> THE PROBLEM:
Check every line for the word "CLIENTS" and state how many lines have it. Reply with the number alone.

> INPUT DATA:
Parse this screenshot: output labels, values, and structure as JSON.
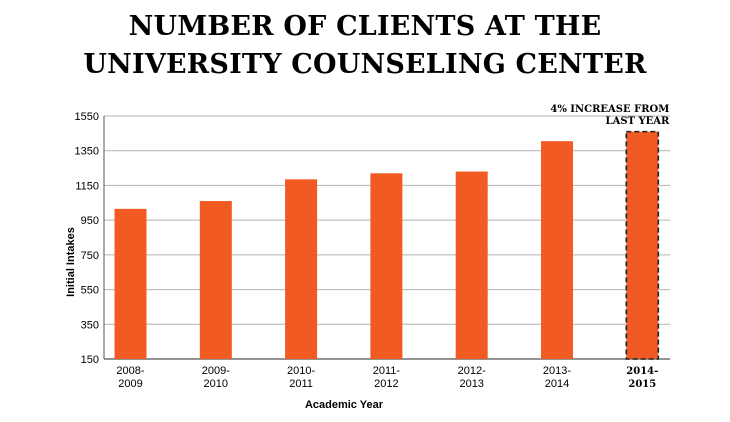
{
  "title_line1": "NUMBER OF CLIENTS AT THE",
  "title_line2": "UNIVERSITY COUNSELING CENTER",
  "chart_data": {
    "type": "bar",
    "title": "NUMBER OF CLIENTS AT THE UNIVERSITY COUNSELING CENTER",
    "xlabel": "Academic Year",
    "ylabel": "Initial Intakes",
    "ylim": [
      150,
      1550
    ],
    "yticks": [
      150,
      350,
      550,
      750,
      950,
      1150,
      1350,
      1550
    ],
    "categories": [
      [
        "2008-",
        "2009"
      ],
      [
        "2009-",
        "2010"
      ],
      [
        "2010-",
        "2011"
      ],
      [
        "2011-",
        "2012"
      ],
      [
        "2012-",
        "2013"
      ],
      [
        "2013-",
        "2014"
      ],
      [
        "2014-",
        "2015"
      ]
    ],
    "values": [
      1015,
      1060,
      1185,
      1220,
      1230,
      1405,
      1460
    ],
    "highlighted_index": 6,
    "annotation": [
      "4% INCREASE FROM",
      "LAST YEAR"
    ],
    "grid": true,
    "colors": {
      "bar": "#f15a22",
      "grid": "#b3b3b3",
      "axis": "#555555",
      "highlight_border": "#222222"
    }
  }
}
---
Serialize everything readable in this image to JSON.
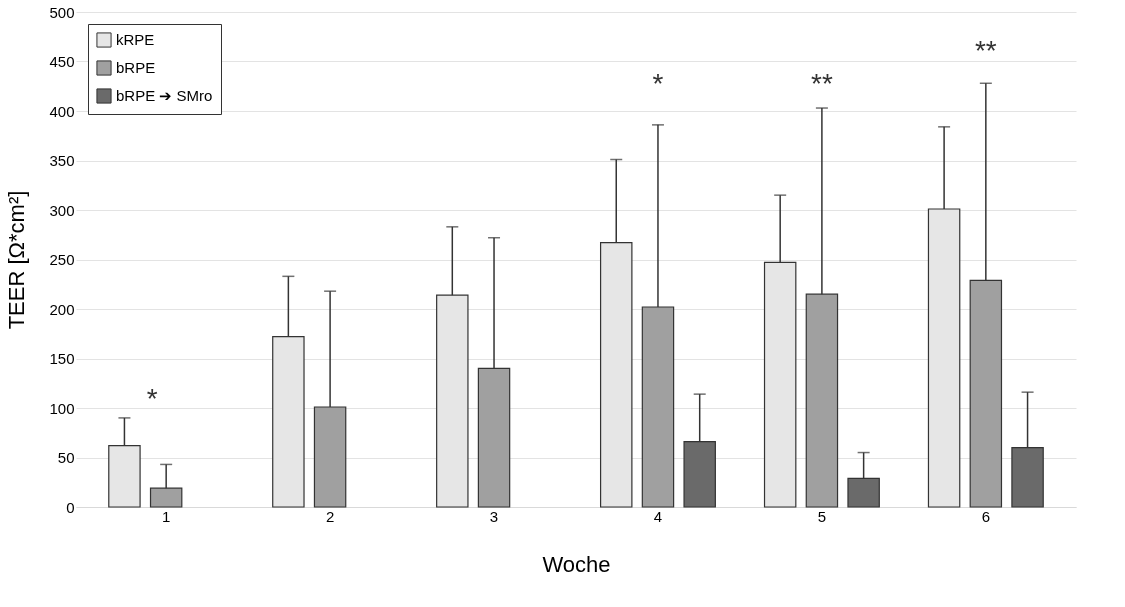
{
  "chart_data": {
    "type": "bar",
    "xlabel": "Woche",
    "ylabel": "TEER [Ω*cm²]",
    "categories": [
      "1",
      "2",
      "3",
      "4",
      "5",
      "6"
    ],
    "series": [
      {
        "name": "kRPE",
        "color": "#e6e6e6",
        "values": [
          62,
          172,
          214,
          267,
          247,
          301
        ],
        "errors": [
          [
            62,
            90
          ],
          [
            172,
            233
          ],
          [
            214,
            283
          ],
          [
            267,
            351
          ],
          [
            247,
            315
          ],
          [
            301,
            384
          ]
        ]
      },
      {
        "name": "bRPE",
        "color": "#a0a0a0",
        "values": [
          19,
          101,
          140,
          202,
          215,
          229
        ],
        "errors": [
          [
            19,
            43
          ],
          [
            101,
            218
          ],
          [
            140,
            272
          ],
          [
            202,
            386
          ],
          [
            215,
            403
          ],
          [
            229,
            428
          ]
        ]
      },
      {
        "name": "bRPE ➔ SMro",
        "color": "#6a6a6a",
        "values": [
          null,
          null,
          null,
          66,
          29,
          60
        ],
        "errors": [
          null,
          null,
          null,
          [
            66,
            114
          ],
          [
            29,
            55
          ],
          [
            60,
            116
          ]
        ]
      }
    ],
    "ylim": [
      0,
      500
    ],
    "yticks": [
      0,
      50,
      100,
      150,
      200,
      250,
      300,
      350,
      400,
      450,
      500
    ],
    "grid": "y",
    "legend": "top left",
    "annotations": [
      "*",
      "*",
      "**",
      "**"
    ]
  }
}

> EXERCISE OUTPUT:
2